*Goal*
Lines that contain the string "Mailbox" are to be copied; leave out all others.

▼▼▼

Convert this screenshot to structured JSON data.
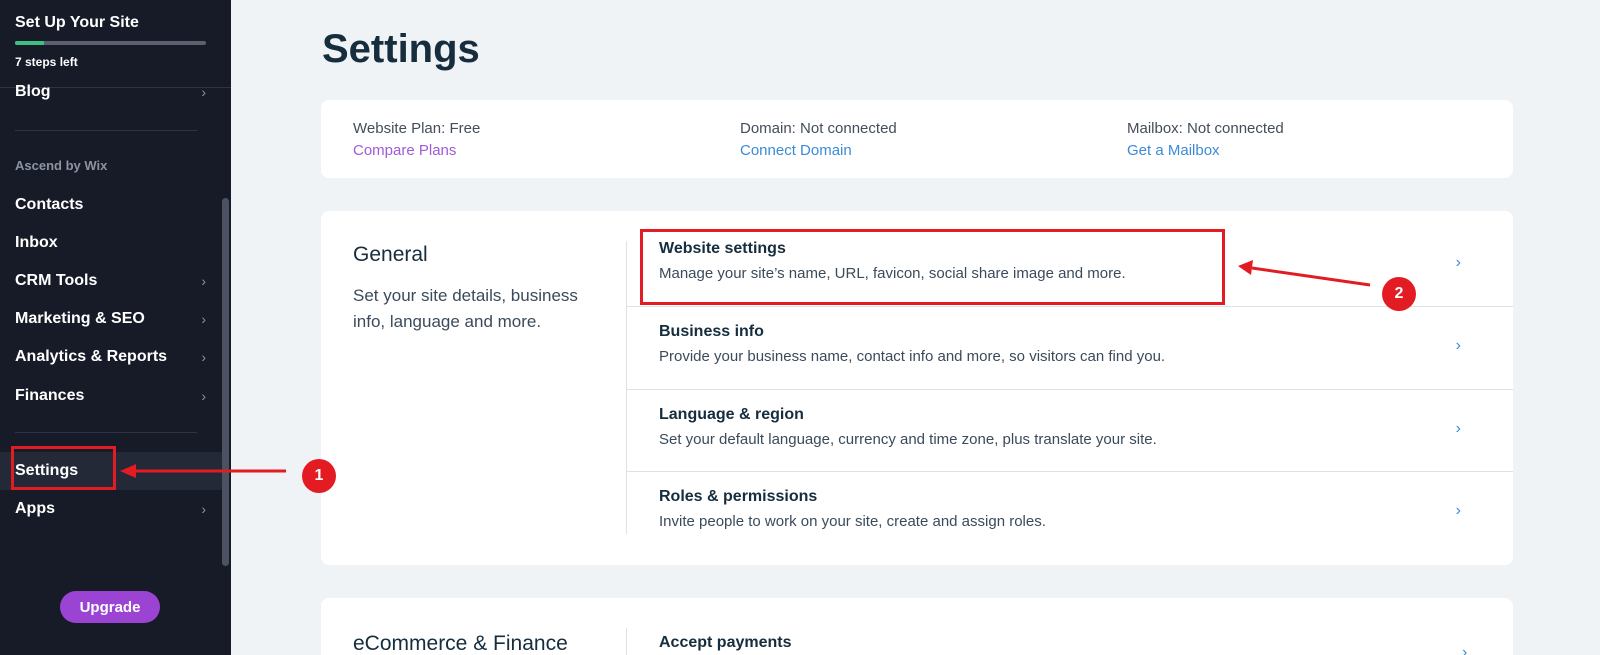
{
  "sidebar": {
    "setup": {
      "title": "Set Up Your Site",
      "steps_left": "7 steps left",
      "progress_fraction": 0.15
    },
    "blog": "Blog",
    "section_label": "Ascend by Wix",
    "items": {
      "contacts": "Contacts",
      "inbox": "Inbox",
      "crm": "CRM Tools",
      "marketing": "Marketing & SEO",
      "analytics": "Analytics & Reports",
      "finances": "Finances",
      "settings": "Settings",
      "apps": "Apps"
    },
    "upgrade": "Upgrade"
  },
  "main": {
    "title": "Settings",
    "plan": {
      "website_plan": "Website Plan: Free",
      "compare": "Compare Plans",
      "domain": "Domain: Not connected",
      "connect": "Connect Domain",
      "mailbox": "Mailbox: Not connected",
      "get_mailbox": "Get a Mailbox"
    },
    "general": {
      "title": "General",
      "description": "Set your site details, business info, language and more.",
      "rows": [
        {
          "title": "Website settings",
          "desc": "Manage your site’s name, URL, favicon, social share image and more."
        },
        {
          "title": "Business info",
          "desc": "Provide your business name, contact info and more, so visitors can find you."
        },
        {
          "title": "Language & region",
          "desc": "Set your default language, currency and time zone, plus translate your site."
        },
        {
          "title": "Roles & permissions",
          "desc": "Invite people to work on your site, create and assign roles."
        }
      ]
    },
    "ecommerce": {
      "title": "eCommerce & Finance",
      "first_row": "Accept payments"
    }
  },
  "annotations": {
    "badge1": "1",
    "badge2": "2",
    "color": "#e31b23"
  }
}
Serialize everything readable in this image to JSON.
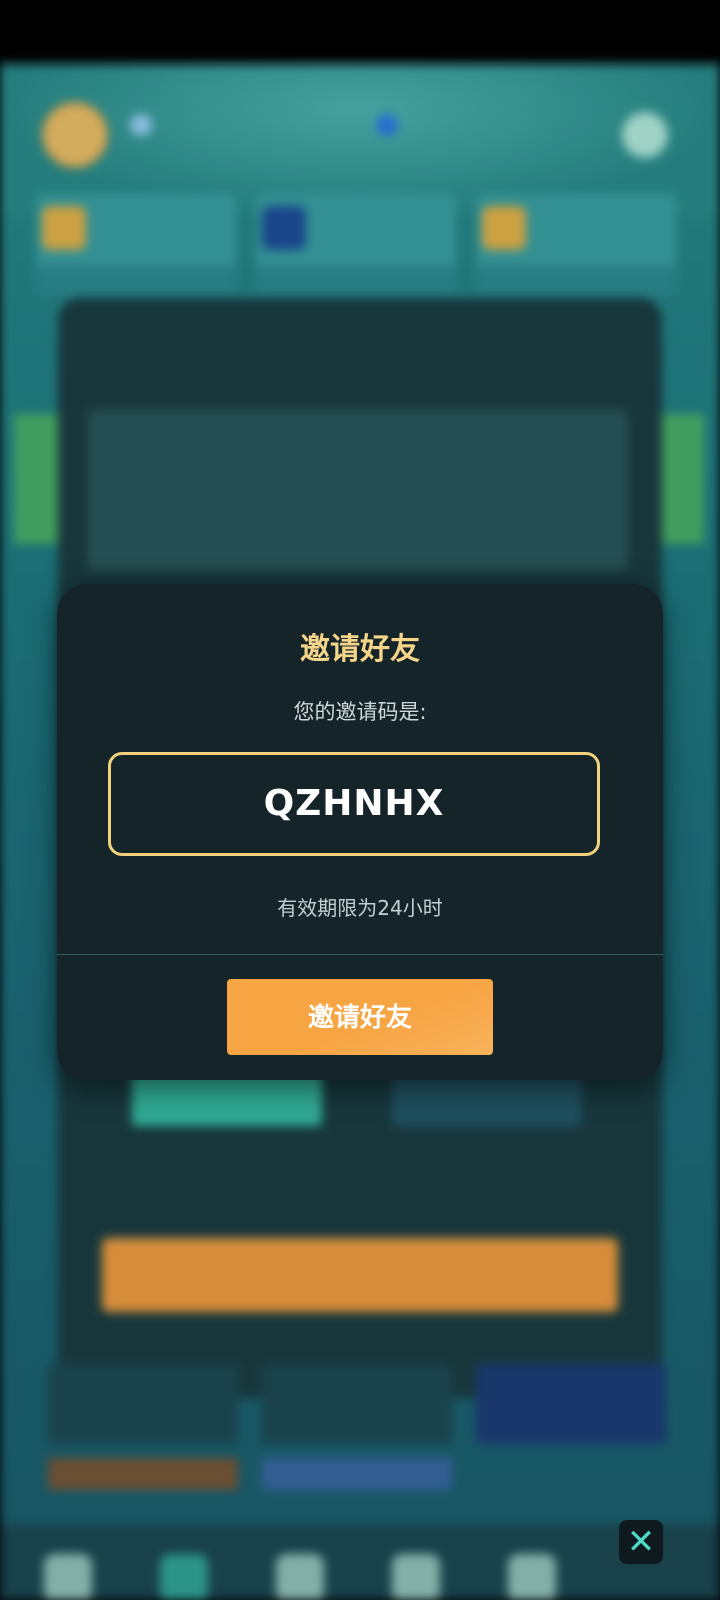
{
  "modal": {
    "title": "邀请好友",
    "subtitle": "您的邀请码是:",
    "invite_code": "QZHNHX",
    "validity_text": "有效期限为24小时",
    "invite_button_label": "邀请好友"
  },
  "close_icon": "close-icon",
  "colors": {
    "accent_gold": "#f5d58a",
    "button_orange": "#f7a443",
    "modal_bg": "#152429"
  }
}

▲▲▲

*Exercise response*
      "mailbox": "Mailbox: Not connected",
      "get_mailbox": "Get a Mailbox"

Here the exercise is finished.